## Assignment
Write out each entry, exactly the way it appears.

[Dataset records of document pages]
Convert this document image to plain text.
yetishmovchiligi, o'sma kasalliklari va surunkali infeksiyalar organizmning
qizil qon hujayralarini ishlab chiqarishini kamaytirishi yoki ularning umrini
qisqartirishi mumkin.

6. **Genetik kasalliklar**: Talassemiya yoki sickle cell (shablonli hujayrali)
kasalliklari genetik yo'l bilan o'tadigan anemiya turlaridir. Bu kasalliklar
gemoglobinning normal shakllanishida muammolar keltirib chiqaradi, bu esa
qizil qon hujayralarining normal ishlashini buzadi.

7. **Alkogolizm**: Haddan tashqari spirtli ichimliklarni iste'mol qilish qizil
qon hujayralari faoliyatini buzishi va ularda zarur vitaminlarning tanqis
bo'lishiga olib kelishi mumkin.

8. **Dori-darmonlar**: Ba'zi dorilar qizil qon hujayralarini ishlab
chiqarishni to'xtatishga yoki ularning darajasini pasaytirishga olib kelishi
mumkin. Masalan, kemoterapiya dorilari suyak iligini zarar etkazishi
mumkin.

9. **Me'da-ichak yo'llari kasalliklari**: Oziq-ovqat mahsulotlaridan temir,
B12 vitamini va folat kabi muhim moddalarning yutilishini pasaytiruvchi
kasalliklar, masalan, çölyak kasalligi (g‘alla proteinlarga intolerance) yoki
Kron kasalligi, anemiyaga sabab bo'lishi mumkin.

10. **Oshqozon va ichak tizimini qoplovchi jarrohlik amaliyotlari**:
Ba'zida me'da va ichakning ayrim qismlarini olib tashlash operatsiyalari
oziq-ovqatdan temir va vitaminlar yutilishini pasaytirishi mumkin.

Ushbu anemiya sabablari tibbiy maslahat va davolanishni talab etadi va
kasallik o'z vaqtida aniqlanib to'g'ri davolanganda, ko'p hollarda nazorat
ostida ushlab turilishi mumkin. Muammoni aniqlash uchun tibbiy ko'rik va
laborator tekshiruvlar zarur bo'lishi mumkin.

## Response
Convert this document image to plain text.
yetishmovchiligi, o'sma kasalliklari va surunkali infeksiyalar organizmning
qizil qon hujayralarini ishlab chiqarishini kamaytirishi yoki ularning umrini
qisqartirishi mumkin.

6. **Genetik kasalliklar**: Talassemiya yoki sickle cell (shablonli hujayrali)
kasalliklari genetik yo'l bilan o'tadigan anemiya turlaridir. Bu kasalliklar
gemoglobinning normal shakllanishida muammolar keltirib chiqaradi, bu esa
qizil qon hujayralarining normal ishlashini buzadi.

7. **Alkogolizm**: Haddan tashqari spirtli ichimliklarni iste'mol qilish qizil
qon hujayralari faoliyatini buzishi va ularda zarur vitaminlarning tanqis
bo'lishiga olib kelishi mumkin.

8. **Dori-darmonlar**: Ba'zi dorilar qizil qon hujayralarini ishlab
chiqarishni to'xtatishga yoki ularning darajasini pasaytirishga olib kelishi
mumkin. Masalan, kemoterapiya dorilari suyak iligini zarar etkazishi
mumkin.

9. **Me'da-ichak yo'llari kasalliklari**: Oziq-ovqat mahsulotlaridan temir,
B12 vitamini va folat kabi muhim moddalarning yutilishini pasaytiruvchi
kasalliklar, masalan, çölyak kasalligi (g‘alla proteinlarga intolerance) yoki
Kron kasalligi, anemiyaga sabab bo'lishi mumkin.

10. **Oshqozon va ichak tizimini qoplovchi jarrohlik amaliyotlari**:
Ba'zida me'da va ichakning ayrim qismlarini olib tashlash operatsiyalari
oziq-ovqatdan temir va vitaminlar yutilishini pasaytirishi mumkin.

Ushbu anemiya sabablari tibbiy maslahat va davolanishni talab etadi va
kasallik o'z vaqtida aniqlanib to'g'ri davolanganda, ko'p hollarda nazorat
ostida ushlab turilishi mumkin. Muammoni aniqlash uchun tibbiy ko'rik va
laborator tekshiruvlar zarur bo'lishi mumkin.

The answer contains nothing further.